■ Data entries
++++++++

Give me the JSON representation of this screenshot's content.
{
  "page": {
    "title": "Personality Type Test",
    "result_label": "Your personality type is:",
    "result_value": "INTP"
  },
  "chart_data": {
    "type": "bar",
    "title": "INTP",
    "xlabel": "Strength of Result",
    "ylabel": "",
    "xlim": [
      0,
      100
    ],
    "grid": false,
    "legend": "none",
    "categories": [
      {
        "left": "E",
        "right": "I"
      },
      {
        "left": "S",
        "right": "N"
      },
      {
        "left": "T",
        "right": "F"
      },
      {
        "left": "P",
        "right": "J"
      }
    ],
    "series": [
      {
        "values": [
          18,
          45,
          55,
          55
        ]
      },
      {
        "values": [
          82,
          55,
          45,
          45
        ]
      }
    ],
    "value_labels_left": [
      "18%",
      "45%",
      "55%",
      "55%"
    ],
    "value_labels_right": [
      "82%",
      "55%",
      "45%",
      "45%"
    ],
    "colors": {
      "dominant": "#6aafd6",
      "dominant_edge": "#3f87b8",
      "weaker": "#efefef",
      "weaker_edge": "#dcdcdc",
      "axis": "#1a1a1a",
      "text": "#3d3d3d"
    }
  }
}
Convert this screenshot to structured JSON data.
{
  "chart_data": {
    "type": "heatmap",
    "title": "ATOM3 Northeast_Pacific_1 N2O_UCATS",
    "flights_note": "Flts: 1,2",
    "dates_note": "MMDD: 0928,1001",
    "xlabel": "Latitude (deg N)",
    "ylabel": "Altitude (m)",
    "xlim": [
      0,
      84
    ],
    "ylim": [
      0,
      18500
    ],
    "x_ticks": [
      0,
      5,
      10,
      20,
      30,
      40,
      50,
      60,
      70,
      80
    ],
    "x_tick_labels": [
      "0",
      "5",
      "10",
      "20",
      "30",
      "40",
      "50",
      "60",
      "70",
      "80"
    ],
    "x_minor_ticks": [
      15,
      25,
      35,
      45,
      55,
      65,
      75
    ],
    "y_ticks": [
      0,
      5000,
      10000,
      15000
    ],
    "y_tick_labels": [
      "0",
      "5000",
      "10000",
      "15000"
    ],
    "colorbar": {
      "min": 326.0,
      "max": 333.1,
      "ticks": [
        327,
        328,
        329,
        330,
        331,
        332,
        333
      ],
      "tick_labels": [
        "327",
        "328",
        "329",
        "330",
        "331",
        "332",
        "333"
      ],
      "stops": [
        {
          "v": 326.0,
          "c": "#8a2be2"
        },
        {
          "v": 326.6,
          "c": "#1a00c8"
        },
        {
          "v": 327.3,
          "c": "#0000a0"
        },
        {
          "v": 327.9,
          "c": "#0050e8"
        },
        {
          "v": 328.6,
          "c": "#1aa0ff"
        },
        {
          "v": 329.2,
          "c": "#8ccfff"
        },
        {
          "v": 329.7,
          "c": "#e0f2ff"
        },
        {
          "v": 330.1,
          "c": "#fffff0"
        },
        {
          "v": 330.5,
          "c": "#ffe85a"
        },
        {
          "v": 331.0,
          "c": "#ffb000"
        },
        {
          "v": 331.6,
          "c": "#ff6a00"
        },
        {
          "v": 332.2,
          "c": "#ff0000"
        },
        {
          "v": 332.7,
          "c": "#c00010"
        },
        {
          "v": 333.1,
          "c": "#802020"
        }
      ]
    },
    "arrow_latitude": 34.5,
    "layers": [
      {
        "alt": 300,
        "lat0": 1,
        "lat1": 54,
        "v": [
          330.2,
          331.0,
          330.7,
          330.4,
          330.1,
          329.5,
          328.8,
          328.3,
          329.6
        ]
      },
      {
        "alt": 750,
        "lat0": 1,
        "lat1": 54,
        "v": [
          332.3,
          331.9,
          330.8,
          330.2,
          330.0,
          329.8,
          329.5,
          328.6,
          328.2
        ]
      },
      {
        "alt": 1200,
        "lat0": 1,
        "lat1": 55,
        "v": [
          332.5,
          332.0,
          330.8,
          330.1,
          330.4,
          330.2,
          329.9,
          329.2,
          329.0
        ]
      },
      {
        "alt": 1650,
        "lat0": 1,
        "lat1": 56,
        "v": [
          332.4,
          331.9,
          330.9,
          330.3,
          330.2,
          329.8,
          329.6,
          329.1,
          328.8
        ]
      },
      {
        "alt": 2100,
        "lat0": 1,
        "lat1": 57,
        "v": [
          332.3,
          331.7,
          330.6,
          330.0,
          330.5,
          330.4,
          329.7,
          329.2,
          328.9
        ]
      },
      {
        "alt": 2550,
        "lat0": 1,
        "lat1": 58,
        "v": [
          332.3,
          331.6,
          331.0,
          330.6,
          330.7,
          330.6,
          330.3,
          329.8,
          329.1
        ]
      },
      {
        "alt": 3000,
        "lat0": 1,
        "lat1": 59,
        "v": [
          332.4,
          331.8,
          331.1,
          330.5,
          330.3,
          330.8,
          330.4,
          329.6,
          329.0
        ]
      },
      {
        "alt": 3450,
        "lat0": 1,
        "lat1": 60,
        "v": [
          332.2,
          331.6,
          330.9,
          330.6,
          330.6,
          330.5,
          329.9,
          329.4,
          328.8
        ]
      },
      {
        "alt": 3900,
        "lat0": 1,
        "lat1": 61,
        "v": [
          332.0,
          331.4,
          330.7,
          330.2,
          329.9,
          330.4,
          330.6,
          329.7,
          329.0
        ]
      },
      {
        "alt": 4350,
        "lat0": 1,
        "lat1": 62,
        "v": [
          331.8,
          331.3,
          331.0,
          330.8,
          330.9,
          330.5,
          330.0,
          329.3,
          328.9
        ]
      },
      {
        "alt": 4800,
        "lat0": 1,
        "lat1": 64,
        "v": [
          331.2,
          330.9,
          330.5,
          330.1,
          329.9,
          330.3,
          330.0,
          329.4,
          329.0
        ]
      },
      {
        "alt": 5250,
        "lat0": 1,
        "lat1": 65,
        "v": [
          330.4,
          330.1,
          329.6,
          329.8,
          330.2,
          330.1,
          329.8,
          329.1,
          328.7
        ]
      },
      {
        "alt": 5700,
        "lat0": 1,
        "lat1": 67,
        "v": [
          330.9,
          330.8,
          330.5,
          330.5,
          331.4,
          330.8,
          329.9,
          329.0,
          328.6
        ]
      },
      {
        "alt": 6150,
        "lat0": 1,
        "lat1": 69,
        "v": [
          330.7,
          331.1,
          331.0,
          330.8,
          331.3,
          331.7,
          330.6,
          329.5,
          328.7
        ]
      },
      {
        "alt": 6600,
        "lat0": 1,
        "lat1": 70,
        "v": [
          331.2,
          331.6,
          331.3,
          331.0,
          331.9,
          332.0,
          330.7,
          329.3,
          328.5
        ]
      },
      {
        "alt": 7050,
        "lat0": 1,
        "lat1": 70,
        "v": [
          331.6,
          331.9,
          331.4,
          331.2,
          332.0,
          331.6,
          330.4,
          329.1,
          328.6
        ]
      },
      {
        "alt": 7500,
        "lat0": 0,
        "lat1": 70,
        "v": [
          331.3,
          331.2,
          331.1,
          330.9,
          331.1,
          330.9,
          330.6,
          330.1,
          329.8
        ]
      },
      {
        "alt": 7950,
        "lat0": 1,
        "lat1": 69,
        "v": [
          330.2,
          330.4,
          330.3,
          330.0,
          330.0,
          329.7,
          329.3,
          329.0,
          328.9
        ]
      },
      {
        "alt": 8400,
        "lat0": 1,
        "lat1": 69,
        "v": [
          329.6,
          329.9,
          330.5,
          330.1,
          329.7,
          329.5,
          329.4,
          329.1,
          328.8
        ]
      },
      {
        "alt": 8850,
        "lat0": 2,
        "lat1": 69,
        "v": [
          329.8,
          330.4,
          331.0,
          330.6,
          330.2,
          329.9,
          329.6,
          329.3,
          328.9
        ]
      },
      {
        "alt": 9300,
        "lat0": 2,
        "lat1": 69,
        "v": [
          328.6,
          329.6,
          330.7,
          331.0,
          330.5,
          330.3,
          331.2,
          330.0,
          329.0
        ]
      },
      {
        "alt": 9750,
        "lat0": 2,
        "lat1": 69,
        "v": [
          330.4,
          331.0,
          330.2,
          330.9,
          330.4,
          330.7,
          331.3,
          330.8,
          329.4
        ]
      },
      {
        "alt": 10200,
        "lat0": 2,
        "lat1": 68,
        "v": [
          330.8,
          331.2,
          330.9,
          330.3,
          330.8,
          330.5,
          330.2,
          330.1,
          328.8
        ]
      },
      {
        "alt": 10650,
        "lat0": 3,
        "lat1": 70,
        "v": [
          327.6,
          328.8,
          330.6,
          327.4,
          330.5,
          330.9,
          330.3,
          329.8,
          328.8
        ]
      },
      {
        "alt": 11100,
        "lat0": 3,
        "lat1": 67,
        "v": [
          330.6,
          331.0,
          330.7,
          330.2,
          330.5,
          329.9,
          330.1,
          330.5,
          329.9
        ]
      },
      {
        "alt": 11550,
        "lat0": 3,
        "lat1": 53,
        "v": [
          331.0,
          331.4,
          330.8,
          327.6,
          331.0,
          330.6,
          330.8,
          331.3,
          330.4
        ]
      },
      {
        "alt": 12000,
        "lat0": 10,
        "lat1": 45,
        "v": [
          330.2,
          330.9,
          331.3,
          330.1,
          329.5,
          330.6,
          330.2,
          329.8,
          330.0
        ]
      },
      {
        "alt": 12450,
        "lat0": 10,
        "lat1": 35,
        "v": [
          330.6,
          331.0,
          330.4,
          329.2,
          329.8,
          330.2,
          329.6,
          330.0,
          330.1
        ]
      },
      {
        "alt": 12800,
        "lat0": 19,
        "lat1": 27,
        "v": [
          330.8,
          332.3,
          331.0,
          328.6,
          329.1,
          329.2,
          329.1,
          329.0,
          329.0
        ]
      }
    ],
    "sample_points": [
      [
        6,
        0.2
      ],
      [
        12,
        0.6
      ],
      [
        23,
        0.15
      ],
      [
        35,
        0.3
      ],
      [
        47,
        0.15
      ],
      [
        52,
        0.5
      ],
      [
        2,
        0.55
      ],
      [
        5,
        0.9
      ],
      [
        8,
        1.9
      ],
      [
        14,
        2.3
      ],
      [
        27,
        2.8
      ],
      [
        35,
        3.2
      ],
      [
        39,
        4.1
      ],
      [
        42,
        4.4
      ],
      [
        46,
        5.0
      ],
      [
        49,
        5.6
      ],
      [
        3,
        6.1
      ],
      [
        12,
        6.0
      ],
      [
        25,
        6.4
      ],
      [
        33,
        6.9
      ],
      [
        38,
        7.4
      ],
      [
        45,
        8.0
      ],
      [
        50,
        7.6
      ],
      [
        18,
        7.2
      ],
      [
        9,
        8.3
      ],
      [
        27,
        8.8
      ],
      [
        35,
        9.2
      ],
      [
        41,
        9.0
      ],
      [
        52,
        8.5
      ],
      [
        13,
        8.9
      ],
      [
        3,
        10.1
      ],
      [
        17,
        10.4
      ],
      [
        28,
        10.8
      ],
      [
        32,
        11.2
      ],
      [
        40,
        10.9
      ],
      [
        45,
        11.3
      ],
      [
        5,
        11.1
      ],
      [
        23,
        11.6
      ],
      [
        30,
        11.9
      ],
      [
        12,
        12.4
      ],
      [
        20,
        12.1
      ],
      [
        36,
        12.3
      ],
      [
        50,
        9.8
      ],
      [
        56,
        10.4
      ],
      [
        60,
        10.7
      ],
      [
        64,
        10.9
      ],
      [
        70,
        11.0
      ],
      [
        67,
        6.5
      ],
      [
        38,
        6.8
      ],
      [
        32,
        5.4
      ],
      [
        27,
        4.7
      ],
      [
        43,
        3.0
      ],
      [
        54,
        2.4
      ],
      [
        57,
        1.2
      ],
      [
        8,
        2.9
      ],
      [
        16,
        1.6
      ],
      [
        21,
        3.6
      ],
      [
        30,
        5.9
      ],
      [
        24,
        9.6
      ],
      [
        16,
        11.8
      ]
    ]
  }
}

++++++++

From the entries above, extract every line where the word "screenshot" appears.

Give me the JSON representation of this screenshot's content.
Convert this screenshot to structured JSON data.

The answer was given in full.